◆ **Stored rows**
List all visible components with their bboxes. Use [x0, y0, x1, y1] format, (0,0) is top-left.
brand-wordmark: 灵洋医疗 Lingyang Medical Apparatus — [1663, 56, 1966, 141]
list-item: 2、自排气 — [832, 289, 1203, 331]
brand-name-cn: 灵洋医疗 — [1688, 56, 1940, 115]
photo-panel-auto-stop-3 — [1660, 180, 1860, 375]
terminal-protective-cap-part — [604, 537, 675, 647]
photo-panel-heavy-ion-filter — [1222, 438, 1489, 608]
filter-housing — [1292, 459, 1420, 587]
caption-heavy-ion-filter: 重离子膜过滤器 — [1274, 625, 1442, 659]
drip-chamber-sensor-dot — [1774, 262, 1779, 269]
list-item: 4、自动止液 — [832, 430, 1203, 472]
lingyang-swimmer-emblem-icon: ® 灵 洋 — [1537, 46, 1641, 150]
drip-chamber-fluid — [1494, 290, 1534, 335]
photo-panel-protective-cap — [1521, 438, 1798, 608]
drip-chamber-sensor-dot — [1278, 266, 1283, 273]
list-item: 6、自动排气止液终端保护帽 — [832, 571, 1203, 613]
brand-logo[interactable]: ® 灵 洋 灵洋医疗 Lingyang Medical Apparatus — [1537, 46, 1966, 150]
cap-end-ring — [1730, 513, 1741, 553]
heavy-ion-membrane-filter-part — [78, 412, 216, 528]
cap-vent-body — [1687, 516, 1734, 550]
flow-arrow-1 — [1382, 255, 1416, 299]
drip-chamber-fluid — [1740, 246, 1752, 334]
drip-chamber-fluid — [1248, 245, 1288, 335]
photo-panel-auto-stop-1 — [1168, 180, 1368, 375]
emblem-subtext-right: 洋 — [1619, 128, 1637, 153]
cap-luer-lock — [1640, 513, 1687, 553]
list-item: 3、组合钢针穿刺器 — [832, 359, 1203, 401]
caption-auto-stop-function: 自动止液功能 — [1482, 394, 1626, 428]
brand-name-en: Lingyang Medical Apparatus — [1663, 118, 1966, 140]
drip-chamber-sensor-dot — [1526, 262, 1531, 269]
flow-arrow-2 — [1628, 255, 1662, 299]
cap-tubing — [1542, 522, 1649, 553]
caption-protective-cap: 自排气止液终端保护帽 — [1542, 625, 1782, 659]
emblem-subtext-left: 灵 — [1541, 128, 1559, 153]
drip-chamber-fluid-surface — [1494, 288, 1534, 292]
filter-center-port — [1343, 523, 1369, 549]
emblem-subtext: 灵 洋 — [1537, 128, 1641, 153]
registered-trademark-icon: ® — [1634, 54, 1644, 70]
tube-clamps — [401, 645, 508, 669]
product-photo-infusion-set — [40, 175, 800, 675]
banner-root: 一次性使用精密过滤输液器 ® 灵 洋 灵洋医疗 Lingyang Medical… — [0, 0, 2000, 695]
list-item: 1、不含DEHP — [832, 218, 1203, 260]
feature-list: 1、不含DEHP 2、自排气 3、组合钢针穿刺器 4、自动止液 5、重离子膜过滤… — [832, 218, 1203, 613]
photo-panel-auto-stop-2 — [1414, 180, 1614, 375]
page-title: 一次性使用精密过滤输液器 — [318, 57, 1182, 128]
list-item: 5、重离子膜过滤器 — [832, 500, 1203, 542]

◆ **Exercise aim**
Arrange the entries from the very first line through the line containing "photo-panel-auto-stop-3 — [1660, 180, 1860, 375]" as a numbered list, omitting any blank lines.

◆ **Correct answer**
1. List all visible components with their bboxes. Use [x0, y0, x1, y1] format, (0,0) is top-left.
2. brand-wordmark: 灵洋医疗 Lingyang Medical Apparatus — [1663, 56, 1966, 141]
3. list-item: 2、自排气 — [832, 289, 1203, 331]
4. brand-name-cn: 灵洋医疗 — [1688, 56, 1940, 115]
5. photo-panel-auto-stop-3 — [1660, 180, 1860, 375]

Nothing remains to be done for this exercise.